**Task details**
Could you write out every record below exactly, leaving out any pictures?

[Collected data entries]
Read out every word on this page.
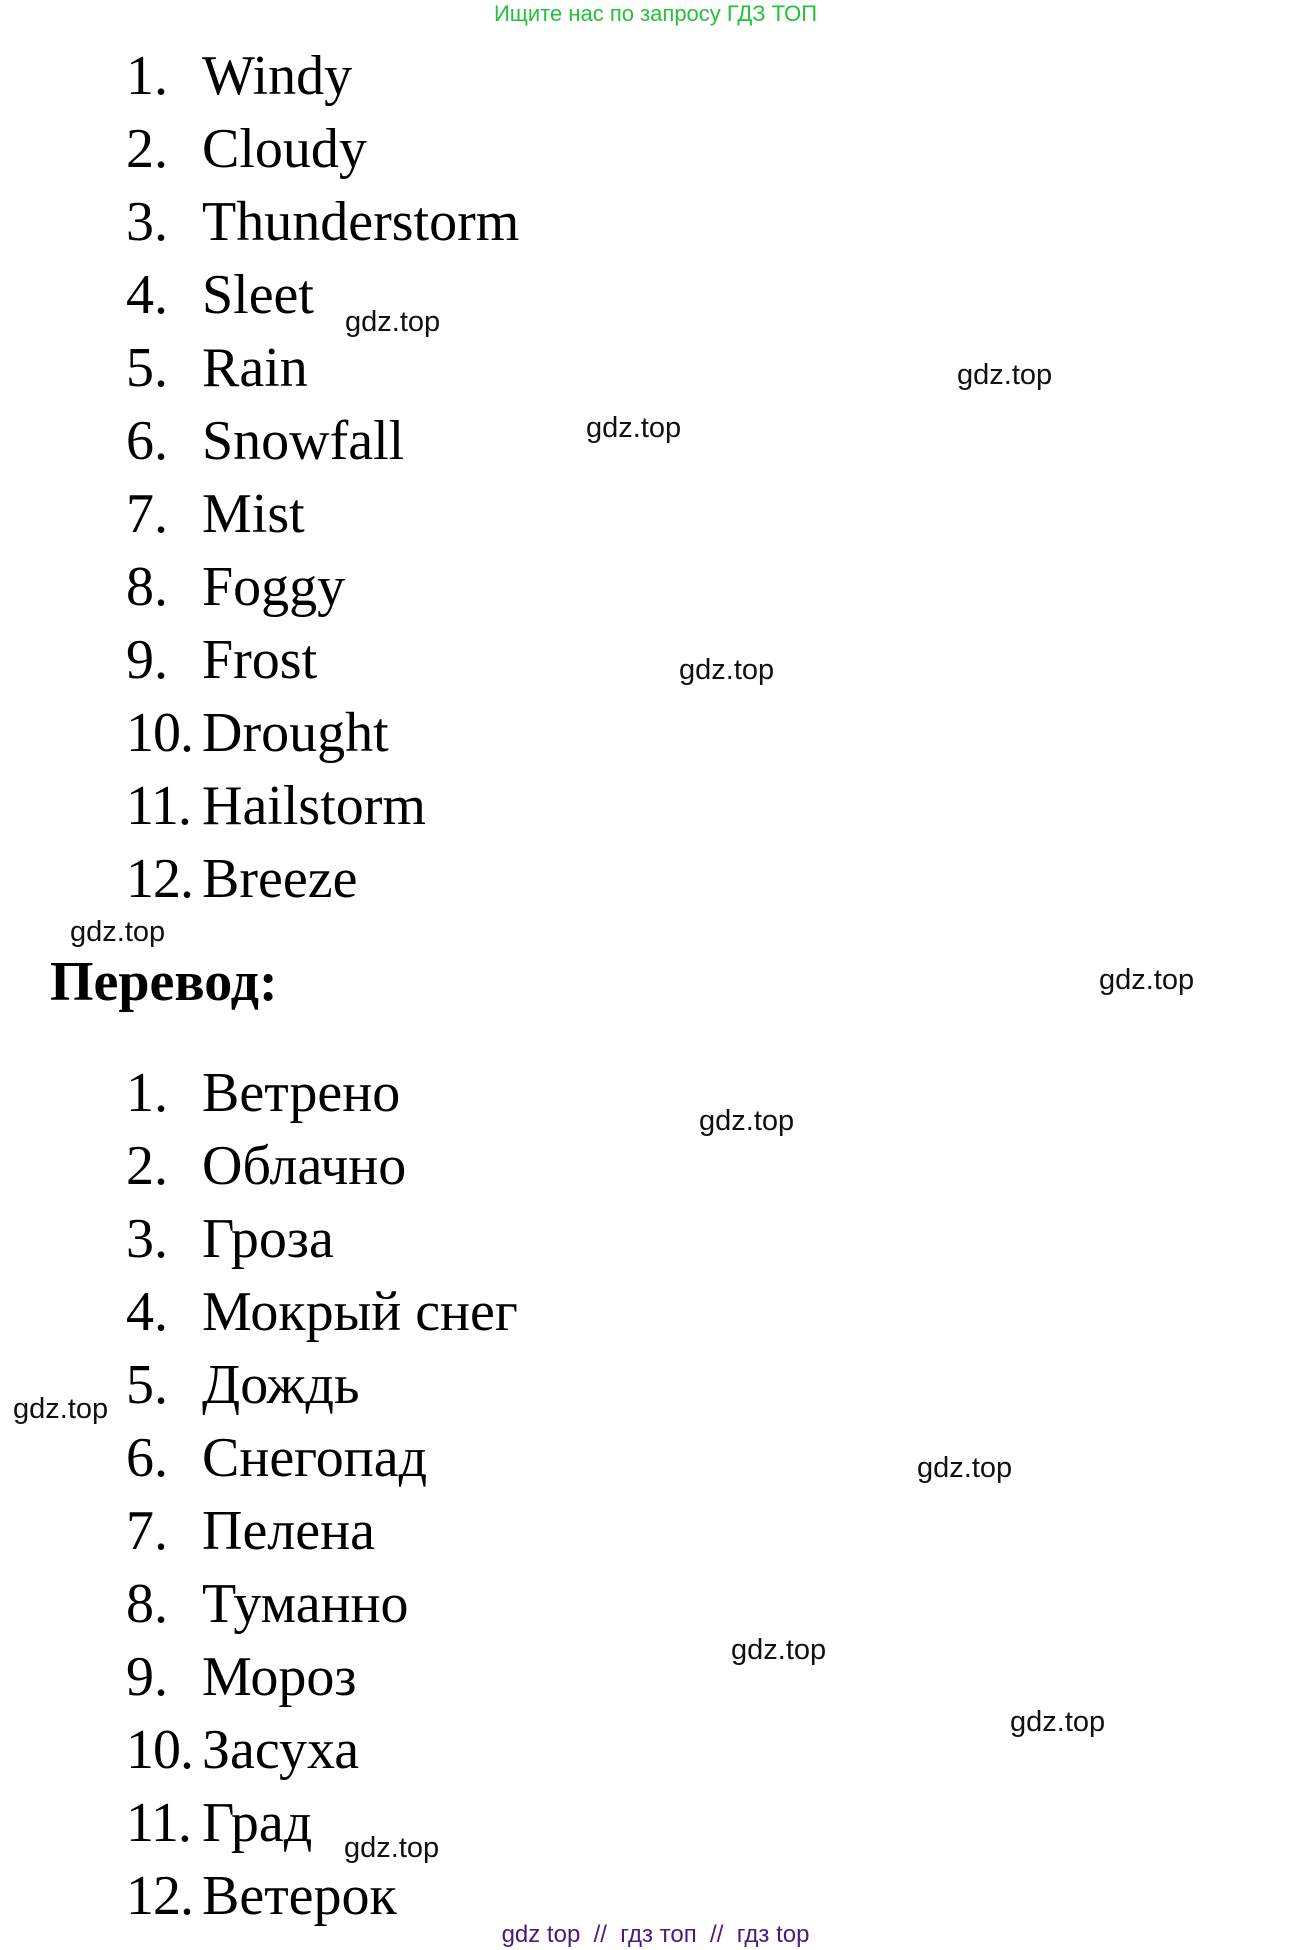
Ищите нас по запросу ГДЗ ТОП
1. Windy
2. Cloudy
3. Thunderstorm
4. Sleet
5. Rain
6. Snowfall
7. Mist
8. Foggy
9. Frost
10. Drought
11. Hailstorm
12. Breeze
Перевод:
1. Ветрено
2. Облачно
3. Гроза
4. Мокрый снег
5. Дождь
6. Снегопад
7. Пелена
8. Туманно
9. Мороз
10. Засуха
11. Град
12. Ветерок
gdz.top
gdz.top
gdz.top
gdz.top
gdz.top
gdz.top
gdz.top
gdz.top
gdz.top
gdz.top
gdz.top
gdz.top
gdz top  //  гдз топ  //  гдз top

**Answer in full**
Read out every word on this page.
Ищите нас по запросу ГДЗ ТОП
1. Windy
2. Cloudy
3. Thunderstorm
4. Sleet
5. Rain
6. Snowfall
7. Mist
8. Foggy
9. Frost
10. Drought
11. Hailstorm
12. Breeze
Перевод:
1. Ветрено
2. Облачно
3. Гроза
4. Мокрый снег
5. Дождь
6. Снегопад
7. Пелена
8. Туманно
9. Мороз
10. Засуха
11. Град
12. Ветерок
gdz.top
gdz.top
gdz.top
gdz.top
gdz.top
gdz.top
gdz.top
gdz.top
gdz.top
gdz.top
gdz.top
gdz.top
gdz top  //  гдз топ  //  гдз top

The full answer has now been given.